BEGIN Given records

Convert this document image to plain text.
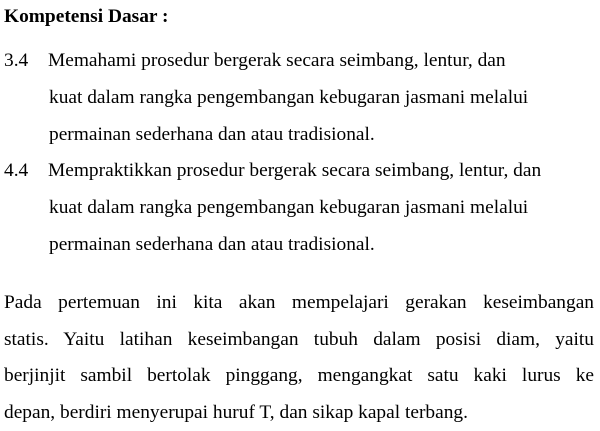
Kompetensi Dasar :
3.4 Memahami prosedur bergerak secara seimbang, lentur, dan
kuat dalam rangka pengembangan kebugaran jasmani melalui
permainan sederhana dan atau tradisional.
4.4 Mempraktikkan prosedur bergerak secara seimbang, lentur, dan
kuat dalam rangka pengembangan kebugaran jasmani melalui
permainan sederhana dan atau tradisional.
Pada pertemuan ini kita akan mempelajari gerakan keseimbangan
statis. Yaitu latihan keseimbangan tubuh dalam posisi diam, yaitu
berjinjit sambil bertolak pinggang, mengangkat satu kaki lurus ke
depan, berdiri menyerupai huruf T, dan sikap kapal terbang.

END Given records

> [Task to complete]
All of the lines above should be retyped precisely, apart from the pictures.

> [Full answer]
Convert this document image to plain text.
Kompetensi Dasar :
3.4 Memahami prosedur bergerak secara seimbang, lentur, dan
kuat dalam rangka pengembangan kebugaran jasmani melalui
permainan sederhana dan atau tradisional.
4.4 Mempraktikkan prosedur bergerak secara seimbang, lentur, dan
kuat dalam rangka pengembangan kebugaran jasmani melalui
permainan sederhana dan atau tradisional.
Pada pertemuan ini kita akan mempelajari gerakan keseimbangan
statis. Yaitu latihan keseimbangan tubuh dalam posisi diam, yaitu
berjinjit sambil bertolak pinggang, mengangkat satu kaki lurus ke
depan, berdiri menyerupai huruf T, dan sikap kapal terbang.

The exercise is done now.